> _SET PROBLEM_
Every entry must be copied word for word.

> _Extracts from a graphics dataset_
──────

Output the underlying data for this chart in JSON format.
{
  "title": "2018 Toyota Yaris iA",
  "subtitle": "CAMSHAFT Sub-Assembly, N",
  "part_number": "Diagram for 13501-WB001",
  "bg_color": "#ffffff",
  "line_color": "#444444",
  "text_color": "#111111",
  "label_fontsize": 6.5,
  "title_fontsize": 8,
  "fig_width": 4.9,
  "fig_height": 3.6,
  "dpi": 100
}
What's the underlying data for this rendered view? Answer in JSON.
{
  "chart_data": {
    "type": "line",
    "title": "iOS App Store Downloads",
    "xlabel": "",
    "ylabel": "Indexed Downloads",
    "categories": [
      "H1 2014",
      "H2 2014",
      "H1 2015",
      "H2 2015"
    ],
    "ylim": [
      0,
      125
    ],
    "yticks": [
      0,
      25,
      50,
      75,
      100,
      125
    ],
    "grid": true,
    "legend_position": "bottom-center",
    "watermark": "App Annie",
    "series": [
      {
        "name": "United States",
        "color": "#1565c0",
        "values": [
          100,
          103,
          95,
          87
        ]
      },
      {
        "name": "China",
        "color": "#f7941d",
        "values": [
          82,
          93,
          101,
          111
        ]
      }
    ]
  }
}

──────

> _EXERCISE OUTPUT_
Output the underlying data for this chart in JSON format.
{
  "title": "2018 Toyota Yaris iA",
  "subtitle": "CAMSHAFT Sub-Assembly, N",
  "part_number": "Diagram for 13501-WB001",
  "bg_color": "#ffffff",
  "line_color": "#444444",
  "text_color": "#111111",
  "label_fontsize": 6.5,
  "title_fontsize": 8,
  "fig_width": 4.9,
  "fig_height": 3.6,
  "dpi": 100
}
What's the underlying data for this rendered view? Answer in JSON.
{
  "chart_data": {
    "type": "line",
    "title": "iOS App Store Downloads",
    "xlabel": "",
    "ylabel": "Indexed Downloads",
    "categories": [
      "H1 2014",
      "H2 2014",
      "H1 2015",
      "H2 2015"
    ],
    "ylim": [
      0,
      125
    ],
    "yticks": [
      0,
      25,
      50,
      75,
      100,
      125
    ],
    "grid": true,
    "legend_position": "bottom-center",
    "watermark": "App Annie",
    "series": [
      {
        "name": "United States",
        "color": "#1565c0",
        "values": [
          100,
          103,
          95,
          87
        ]
      },
      {
        "name": "China",
        "color": "#f7941d",
        "values": [
          82,
          93,
          101,
          111
        ]
      }
    ]
  }
}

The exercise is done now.